→ **The records**:
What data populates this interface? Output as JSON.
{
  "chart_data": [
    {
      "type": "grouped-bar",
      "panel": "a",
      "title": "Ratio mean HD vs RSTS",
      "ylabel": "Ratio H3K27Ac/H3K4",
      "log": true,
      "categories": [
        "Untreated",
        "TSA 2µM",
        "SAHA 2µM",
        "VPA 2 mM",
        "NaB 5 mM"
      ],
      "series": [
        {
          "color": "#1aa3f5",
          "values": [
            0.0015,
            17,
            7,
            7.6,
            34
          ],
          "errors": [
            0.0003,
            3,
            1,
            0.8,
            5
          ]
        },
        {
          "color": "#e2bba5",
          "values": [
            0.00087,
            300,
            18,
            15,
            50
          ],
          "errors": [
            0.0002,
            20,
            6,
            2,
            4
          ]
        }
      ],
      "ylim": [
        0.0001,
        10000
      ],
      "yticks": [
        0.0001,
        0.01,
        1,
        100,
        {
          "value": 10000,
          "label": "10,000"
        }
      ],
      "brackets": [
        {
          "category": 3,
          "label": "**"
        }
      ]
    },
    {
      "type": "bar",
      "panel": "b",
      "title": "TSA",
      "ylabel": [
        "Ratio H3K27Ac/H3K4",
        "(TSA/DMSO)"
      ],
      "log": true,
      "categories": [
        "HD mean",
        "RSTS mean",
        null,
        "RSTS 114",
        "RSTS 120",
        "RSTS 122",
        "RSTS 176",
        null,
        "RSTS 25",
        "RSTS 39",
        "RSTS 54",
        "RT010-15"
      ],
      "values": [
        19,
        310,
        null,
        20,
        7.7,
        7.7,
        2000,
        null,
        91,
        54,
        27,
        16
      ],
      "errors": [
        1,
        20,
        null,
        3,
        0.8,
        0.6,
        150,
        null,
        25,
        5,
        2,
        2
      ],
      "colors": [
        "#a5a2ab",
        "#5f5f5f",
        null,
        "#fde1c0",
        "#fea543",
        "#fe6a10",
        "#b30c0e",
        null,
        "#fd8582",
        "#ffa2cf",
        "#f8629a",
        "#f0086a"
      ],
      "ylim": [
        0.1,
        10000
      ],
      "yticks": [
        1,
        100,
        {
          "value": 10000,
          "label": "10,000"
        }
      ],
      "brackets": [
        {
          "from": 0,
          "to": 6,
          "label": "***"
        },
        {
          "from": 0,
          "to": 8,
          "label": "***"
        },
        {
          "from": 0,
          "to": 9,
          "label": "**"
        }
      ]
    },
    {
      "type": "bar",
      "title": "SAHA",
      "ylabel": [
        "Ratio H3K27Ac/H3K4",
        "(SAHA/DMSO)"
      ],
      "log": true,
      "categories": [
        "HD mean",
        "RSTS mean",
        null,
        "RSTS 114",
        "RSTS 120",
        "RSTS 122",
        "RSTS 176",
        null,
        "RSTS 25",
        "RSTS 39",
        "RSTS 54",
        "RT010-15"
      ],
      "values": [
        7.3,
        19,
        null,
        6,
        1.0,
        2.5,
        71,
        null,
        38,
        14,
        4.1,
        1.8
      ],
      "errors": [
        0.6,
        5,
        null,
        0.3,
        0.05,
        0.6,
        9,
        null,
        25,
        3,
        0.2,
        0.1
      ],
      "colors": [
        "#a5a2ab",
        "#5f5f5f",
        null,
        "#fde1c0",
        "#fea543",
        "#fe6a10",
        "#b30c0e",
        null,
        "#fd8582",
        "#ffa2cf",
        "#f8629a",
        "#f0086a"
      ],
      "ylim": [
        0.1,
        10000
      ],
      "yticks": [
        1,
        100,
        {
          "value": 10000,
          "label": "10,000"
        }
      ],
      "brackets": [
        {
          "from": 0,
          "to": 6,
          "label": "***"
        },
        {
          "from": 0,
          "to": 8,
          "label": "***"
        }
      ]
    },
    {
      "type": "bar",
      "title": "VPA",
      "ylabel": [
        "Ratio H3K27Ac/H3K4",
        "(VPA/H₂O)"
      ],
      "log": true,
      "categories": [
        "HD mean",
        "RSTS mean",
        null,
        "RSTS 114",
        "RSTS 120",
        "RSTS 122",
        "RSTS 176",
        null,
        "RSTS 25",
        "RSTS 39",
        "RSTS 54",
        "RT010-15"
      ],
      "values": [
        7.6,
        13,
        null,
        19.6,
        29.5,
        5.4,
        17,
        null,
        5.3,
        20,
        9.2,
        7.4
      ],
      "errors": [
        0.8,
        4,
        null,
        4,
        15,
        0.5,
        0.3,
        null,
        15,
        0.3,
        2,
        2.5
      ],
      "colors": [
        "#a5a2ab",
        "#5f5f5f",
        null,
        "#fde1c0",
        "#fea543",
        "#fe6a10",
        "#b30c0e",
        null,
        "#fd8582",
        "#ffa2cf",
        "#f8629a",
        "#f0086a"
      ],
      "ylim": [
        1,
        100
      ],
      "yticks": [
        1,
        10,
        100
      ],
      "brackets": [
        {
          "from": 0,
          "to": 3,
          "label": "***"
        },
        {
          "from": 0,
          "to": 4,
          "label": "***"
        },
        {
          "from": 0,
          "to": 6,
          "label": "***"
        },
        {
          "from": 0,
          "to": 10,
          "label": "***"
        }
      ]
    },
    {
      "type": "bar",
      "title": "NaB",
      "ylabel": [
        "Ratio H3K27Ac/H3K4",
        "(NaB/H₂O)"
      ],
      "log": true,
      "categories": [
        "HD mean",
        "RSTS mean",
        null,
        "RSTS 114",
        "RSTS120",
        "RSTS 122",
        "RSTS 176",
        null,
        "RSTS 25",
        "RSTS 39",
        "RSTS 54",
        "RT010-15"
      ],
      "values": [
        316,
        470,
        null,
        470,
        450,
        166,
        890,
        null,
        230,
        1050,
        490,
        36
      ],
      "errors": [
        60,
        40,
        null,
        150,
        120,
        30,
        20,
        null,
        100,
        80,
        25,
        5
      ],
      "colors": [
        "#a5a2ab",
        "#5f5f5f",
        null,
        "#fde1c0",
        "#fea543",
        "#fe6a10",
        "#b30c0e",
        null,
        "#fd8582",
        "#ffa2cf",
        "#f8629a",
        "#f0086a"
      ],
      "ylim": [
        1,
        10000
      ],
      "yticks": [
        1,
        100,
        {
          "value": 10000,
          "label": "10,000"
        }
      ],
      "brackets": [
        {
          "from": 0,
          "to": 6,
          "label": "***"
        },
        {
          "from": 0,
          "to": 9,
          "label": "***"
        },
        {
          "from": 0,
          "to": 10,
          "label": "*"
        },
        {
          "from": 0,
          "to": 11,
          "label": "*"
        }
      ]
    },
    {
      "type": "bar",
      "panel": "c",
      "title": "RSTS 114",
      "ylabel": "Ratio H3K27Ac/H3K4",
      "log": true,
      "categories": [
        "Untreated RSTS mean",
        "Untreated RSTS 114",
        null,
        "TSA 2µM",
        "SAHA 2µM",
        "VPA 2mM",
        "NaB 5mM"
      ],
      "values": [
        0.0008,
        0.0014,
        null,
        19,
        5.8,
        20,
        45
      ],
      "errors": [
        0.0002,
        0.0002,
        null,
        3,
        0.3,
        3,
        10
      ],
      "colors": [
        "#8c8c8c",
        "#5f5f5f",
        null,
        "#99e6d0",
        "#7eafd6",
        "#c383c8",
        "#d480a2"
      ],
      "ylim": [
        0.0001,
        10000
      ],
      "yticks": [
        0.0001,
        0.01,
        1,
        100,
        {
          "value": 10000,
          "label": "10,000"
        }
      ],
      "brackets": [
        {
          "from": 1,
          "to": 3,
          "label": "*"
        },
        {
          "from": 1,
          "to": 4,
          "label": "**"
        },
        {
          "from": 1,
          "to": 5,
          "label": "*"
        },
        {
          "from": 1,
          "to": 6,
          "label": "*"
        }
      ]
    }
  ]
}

→ **Given instruction**:
Each line holding "title" must be found and copied.

→ **Task output**:
      "title": "Ratio mean HD vs RSTS",
      "title": "TSA",
      "title": "SAHA",
      "title": "VPA",
      "title": "NaB",
      "title": "RSTS 114",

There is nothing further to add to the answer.